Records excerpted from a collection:

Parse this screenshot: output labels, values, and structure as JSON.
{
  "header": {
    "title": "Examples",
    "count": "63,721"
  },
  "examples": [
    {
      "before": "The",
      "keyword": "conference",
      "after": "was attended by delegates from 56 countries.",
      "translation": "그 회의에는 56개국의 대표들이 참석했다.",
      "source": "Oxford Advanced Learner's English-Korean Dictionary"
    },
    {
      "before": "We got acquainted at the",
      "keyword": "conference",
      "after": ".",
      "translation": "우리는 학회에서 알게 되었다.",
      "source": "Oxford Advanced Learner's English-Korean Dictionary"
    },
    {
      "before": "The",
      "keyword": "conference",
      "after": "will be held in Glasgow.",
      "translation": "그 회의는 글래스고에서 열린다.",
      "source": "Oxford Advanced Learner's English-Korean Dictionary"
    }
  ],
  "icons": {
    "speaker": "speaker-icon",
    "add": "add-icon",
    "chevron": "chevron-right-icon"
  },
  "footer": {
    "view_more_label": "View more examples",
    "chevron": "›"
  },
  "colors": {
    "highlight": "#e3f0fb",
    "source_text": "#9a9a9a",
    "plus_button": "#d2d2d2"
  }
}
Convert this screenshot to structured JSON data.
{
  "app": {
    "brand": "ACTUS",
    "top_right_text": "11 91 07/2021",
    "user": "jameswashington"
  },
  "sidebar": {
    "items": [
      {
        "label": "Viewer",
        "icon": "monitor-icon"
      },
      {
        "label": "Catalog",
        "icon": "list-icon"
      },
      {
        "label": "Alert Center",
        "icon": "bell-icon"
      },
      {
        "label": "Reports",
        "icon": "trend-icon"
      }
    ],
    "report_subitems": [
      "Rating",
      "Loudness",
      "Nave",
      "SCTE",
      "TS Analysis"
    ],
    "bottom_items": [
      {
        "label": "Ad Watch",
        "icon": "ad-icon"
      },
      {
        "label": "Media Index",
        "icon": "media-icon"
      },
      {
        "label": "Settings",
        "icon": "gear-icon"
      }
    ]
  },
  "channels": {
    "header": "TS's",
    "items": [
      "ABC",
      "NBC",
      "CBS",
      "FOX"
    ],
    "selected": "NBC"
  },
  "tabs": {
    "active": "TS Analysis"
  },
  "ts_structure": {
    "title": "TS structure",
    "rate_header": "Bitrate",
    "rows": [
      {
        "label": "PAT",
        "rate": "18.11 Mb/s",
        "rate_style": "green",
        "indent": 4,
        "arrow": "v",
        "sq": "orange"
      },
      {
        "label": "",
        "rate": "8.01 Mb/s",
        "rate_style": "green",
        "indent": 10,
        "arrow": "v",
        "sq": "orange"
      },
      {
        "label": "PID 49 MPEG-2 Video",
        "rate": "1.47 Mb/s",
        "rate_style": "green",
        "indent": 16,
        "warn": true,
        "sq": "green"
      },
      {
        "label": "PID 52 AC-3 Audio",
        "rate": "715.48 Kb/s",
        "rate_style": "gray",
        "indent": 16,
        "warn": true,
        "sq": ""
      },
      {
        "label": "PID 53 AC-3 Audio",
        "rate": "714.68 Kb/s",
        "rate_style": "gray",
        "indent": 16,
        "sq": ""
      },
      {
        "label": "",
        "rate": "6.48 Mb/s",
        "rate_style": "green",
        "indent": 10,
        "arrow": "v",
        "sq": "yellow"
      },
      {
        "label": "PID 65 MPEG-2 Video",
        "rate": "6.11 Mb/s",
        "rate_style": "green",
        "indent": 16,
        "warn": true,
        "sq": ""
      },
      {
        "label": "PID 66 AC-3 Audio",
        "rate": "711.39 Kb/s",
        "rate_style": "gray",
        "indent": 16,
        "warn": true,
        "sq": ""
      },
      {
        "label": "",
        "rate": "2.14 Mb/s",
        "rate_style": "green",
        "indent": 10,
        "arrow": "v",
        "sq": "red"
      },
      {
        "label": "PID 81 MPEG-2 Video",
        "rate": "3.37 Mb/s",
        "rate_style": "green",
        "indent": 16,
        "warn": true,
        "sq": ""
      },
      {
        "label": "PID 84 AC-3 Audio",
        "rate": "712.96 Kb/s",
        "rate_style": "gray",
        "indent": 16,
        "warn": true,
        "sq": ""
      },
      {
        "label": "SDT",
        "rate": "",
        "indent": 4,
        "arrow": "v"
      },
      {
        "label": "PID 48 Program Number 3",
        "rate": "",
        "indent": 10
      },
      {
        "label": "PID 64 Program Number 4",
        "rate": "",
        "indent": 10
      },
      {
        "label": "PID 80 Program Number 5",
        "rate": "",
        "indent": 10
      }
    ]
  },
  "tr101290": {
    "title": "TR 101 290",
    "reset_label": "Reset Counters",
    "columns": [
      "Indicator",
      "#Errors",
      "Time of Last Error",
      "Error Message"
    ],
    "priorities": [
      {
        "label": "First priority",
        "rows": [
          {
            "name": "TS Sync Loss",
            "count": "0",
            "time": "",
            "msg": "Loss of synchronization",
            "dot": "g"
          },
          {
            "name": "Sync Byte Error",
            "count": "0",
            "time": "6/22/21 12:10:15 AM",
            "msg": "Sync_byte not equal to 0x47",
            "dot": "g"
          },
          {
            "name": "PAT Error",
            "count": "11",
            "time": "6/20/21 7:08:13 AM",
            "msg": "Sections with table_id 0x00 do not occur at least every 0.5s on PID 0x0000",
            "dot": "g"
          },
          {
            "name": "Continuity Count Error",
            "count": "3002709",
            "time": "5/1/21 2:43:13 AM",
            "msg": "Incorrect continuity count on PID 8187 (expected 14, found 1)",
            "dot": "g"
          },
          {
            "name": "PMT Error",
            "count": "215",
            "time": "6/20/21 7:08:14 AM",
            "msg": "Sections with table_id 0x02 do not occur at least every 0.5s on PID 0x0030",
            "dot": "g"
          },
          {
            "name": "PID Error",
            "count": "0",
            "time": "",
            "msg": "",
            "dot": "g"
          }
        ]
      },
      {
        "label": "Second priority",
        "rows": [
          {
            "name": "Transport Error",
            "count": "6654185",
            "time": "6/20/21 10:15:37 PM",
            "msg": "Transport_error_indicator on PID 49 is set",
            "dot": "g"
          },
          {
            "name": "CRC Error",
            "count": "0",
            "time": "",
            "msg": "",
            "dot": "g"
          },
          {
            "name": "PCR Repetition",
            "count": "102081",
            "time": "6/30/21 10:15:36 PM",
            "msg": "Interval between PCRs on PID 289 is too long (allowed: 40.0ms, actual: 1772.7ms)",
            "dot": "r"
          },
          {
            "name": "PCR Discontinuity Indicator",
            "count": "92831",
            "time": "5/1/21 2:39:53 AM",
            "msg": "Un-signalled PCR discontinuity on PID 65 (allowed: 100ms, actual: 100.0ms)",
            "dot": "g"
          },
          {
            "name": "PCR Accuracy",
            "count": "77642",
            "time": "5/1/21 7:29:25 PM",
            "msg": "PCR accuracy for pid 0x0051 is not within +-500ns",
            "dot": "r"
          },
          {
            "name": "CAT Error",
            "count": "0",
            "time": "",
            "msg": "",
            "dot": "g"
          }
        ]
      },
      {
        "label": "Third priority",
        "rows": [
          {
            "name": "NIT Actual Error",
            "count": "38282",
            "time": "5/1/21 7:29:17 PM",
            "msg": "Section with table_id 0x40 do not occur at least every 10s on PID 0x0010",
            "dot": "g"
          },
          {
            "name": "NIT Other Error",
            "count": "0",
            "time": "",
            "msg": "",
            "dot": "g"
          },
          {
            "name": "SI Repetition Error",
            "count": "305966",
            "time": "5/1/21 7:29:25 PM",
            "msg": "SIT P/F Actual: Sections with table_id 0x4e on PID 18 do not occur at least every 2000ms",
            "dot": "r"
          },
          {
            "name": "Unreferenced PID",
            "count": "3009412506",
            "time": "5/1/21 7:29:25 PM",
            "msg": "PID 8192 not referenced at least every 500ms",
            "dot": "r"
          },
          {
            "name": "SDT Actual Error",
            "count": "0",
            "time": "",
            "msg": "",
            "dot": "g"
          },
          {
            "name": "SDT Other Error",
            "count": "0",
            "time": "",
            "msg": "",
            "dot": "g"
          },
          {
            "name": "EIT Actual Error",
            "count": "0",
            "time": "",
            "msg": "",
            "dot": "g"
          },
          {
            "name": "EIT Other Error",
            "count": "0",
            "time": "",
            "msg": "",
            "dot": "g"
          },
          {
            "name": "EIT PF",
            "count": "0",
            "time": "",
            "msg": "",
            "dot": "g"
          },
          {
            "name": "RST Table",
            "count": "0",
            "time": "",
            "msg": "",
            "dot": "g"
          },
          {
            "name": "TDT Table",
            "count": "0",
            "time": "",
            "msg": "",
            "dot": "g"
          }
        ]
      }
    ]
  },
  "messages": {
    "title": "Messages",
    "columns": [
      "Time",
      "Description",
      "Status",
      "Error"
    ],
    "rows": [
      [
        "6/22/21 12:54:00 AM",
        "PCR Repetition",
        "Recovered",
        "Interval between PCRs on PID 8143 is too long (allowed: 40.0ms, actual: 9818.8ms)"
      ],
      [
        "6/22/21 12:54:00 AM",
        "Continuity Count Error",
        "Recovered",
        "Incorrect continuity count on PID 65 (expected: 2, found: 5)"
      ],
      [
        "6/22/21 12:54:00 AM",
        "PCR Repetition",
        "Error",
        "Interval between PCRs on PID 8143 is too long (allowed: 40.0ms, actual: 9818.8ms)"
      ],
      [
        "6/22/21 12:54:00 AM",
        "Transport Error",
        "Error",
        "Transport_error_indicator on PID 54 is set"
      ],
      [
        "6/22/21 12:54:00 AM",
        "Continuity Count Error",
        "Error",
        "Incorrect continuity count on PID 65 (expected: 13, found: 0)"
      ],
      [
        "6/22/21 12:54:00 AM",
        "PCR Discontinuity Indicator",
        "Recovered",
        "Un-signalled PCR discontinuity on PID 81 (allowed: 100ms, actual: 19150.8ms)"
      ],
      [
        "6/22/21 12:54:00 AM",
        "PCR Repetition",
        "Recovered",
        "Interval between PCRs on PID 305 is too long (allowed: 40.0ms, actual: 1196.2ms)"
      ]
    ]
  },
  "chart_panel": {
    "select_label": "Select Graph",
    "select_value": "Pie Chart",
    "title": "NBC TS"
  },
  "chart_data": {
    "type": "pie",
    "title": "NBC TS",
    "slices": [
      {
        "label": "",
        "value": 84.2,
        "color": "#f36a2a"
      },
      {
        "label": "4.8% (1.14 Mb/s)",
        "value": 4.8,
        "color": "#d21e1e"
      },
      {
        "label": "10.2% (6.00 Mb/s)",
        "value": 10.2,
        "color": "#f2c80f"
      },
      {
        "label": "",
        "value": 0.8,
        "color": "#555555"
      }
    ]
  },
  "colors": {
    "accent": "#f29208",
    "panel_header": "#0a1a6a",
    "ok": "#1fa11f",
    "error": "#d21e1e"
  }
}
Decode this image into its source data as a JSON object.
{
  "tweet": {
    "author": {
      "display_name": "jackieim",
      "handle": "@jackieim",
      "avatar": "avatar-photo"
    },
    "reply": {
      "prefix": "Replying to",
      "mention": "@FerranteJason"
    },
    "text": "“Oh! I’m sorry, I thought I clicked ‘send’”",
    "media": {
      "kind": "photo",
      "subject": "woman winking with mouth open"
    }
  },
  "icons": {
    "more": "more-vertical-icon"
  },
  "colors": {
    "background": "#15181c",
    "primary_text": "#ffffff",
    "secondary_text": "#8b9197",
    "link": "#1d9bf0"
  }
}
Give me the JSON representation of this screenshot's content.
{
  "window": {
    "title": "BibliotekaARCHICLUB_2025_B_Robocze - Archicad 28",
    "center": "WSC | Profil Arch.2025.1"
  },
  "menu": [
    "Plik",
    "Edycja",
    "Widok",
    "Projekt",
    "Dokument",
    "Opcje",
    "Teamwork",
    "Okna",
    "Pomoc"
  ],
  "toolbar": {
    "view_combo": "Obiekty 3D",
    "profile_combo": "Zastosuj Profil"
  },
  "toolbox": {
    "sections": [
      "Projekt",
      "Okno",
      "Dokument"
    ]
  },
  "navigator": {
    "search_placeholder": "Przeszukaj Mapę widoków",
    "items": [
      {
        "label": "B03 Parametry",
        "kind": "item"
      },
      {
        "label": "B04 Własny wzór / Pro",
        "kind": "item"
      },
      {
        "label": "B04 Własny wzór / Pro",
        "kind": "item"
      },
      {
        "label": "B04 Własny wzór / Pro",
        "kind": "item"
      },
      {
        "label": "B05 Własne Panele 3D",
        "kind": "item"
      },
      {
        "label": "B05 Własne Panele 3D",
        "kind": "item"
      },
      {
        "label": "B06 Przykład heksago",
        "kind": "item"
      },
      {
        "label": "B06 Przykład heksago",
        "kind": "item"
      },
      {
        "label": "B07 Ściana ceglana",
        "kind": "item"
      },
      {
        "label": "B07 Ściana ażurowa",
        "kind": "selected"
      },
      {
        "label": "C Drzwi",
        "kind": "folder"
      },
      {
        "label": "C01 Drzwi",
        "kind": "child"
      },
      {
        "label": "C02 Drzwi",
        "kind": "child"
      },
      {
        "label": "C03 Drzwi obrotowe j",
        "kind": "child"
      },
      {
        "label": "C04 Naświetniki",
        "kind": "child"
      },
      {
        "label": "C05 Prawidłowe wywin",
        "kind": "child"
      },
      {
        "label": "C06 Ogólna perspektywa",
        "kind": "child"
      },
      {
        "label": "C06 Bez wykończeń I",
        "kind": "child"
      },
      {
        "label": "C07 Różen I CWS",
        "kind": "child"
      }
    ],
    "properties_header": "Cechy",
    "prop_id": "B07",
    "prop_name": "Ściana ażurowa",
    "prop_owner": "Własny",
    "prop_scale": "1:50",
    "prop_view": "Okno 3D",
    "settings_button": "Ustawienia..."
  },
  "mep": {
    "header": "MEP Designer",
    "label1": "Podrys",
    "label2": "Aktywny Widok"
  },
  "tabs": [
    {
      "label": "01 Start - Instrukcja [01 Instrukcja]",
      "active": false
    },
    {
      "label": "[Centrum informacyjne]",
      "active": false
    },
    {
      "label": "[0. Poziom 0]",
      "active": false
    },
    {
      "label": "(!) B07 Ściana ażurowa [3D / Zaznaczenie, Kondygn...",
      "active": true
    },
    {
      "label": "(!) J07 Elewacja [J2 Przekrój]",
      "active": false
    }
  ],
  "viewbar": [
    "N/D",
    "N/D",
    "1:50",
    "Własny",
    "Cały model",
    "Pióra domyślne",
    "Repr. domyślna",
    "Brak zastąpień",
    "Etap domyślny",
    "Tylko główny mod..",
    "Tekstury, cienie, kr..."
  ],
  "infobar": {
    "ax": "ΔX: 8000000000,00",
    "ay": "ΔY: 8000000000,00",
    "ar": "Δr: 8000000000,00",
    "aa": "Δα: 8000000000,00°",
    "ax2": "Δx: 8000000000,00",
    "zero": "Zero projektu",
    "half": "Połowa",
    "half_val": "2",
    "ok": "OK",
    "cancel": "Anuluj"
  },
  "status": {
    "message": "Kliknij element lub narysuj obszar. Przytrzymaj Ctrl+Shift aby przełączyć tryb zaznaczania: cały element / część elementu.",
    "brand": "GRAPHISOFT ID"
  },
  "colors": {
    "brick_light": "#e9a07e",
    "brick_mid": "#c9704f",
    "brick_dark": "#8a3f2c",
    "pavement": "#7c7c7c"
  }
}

### What to work on
Search the preceding listing for "after" and extract every line where it is found.

### Result for this task
      "after": "was attended by delegates from 56 countries.",
      "after": ".",
      "after": "will be held in Glasgow.",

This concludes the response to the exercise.